Every record must be repeated exactly, with no omission.

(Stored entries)
>>
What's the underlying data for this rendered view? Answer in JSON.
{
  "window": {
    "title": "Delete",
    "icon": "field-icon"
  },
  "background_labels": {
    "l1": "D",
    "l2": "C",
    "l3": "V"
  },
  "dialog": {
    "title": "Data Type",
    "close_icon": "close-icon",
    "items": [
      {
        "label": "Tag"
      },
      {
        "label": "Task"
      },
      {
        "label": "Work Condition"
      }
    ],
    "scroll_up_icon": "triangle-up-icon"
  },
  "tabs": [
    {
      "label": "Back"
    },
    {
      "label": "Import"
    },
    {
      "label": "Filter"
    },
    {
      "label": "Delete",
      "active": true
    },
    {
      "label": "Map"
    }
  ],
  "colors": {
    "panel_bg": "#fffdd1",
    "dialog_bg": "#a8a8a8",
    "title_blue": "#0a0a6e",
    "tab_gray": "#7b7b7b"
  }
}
<<
■ Response for this exercise
What's the underlying data for this rendered view? Answer in JSON.
{
  "window": {
    "title": "Delete",
    "icon": "field-icon"
  },
  "background_labels": {
    "l1": "D",
    "l2": "C",
    "l3": "V"
  },
  "dialog": {
    "title": "Data Type",
    "close_icon": "close-icon",
    "items": [
      {
        "label": "Tag"
      },
      {
        "label": "Task"
      },
      {
        "label": "Work Condition"
      }
    ],
    "scroll_up_icon": "triangle-up-icon"
  },
  "tabs": [
    {
      "label": "Back"
    },
    {
      "label": "Import"
    },
    {
      "label": "Filter"
    },
    {
      "label": "Delete",
      "active": true
    },
    {
      "label": "Map"
    }
  ],
  "colors": {
    "panel_bg": "#fffdd1",
    "dialog_bg": "#a8a8a8",
    "title_blue": "#0a0a6e",
    "tab_gray": "#7b7b7b"
  }
}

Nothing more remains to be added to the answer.